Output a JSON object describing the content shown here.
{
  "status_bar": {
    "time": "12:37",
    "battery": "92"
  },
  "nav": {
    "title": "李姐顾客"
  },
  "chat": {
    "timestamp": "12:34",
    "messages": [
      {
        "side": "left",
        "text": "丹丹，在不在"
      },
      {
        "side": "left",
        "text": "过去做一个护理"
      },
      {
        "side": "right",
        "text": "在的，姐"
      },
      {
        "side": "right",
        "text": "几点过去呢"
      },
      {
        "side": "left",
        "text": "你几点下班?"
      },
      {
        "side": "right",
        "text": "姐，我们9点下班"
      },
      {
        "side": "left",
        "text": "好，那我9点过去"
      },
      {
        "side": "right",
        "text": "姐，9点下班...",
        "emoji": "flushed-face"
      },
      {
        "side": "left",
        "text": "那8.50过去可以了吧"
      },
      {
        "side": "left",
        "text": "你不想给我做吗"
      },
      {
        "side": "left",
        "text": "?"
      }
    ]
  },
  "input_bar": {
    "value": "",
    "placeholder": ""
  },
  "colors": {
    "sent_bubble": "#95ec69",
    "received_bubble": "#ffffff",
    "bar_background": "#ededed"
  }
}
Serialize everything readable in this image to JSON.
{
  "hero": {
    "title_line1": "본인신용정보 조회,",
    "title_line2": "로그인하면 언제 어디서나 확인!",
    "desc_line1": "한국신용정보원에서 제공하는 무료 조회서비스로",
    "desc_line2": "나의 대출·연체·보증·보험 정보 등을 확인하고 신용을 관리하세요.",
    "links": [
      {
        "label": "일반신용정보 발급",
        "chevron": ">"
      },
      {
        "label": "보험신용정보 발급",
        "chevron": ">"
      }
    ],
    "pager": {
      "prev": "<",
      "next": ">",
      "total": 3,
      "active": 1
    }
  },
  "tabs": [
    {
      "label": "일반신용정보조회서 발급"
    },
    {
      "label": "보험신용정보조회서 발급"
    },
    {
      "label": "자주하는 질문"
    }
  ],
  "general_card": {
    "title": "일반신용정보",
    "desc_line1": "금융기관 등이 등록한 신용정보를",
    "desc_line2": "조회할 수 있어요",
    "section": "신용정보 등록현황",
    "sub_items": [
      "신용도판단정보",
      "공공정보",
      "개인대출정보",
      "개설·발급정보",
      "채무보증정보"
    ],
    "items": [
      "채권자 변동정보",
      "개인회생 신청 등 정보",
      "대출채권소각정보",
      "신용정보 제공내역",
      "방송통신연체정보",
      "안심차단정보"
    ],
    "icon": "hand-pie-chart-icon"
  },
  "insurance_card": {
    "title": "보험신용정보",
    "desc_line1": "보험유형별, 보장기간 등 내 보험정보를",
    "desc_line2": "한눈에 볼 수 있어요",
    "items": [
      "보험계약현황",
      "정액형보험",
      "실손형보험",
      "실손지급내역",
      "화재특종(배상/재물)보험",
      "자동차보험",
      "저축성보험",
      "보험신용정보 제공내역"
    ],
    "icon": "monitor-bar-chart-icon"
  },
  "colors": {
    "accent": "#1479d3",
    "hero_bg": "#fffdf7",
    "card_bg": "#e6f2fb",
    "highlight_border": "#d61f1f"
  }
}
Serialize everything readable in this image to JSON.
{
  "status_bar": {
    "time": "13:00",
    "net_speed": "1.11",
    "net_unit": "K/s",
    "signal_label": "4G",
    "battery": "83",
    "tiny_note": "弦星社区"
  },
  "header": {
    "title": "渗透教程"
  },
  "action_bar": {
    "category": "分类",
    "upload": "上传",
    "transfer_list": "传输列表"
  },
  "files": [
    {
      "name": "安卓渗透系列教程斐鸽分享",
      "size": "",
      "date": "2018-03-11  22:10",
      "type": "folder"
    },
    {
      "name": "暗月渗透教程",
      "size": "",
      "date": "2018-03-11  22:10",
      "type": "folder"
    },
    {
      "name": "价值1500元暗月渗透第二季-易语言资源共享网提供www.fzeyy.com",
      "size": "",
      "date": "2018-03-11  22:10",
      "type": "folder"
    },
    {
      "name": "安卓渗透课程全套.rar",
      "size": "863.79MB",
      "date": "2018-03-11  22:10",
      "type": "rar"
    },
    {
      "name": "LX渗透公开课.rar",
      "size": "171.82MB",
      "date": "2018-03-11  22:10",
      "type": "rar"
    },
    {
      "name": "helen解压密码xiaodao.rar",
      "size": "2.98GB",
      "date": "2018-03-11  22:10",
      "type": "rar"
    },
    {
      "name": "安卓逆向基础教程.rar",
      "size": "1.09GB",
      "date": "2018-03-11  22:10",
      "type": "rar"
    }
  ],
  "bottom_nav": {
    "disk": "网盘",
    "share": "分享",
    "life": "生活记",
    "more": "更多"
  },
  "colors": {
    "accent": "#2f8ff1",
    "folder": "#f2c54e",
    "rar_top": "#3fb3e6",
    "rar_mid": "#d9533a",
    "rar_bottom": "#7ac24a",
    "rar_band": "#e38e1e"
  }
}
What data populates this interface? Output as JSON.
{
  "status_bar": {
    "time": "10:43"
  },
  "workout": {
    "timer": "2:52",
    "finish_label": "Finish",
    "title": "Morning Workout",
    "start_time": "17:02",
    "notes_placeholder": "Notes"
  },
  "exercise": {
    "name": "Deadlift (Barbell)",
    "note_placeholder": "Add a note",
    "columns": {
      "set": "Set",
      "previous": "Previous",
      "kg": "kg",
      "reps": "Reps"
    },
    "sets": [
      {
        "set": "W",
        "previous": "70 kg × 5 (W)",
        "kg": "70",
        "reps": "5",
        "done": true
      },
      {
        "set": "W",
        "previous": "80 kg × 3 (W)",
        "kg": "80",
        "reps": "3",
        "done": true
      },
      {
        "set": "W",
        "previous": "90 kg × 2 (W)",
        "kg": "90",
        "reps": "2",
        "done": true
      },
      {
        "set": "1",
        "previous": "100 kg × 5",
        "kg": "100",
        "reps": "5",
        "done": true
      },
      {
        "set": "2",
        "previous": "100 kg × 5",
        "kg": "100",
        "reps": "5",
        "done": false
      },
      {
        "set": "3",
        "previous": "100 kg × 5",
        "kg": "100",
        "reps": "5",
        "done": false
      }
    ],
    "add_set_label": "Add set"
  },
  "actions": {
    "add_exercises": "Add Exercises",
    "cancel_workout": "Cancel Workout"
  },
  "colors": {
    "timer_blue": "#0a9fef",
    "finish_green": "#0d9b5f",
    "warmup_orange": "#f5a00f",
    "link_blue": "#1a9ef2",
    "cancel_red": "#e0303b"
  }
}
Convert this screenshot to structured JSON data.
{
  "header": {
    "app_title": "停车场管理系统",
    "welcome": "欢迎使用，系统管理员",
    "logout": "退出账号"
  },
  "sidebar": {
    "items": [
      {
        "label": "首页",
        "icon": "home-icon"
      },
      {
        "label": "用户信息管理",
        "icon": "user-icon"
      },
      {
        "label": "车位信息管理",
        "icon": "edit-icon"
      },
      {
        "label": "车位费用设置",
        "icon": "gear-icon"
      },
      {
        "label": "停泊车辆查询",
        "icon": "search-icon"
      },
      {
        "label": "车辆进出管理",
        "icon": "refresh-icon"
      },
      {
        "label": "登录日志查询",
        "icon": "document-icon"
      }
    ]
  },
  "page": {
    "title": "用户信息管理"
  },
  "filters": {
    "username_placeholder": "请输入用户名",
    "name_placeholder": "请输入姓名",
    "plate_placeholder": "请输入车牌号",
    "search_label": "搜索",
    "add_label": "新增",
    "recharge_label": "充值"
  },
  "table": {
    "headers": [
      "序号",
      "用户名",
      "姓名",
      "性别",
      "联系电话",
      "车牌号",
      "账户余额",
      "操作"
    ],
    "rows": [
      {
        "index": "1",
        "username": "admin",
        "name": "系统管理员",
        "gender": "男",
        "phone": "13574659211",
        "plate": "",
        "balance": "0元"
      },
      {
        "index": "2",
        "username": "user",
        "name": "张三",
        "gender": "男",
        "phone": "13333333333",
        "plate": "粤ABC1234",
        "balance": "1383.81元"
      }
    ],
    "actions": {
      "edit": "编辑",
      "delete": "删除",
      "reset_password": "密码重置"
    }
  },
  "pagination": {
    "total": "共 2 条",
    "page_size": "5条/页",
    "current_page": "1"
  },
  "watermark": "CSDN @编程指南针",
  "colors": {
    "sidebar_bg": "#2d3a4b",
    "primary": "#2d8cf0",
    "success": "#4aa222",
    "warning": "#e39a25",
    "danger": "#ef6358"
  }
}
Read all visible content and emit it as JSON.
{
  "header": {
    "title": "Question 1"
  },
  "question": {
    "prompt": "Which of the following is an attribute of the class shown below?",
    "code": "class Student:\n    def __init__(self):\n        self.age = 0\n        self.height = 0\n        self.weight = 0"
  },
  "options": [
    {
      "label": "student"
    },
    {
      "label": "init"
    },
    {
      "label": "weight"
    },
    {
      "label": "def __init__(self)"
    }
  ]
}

» **YOUR INSTRUCTIONS**
Check each line of the records for "Output" and copy the ones that contain it.

» **EXPECTED ANSWER**
Output a JSON object describing the content shown here.
What data populates this interface? Output as JSON.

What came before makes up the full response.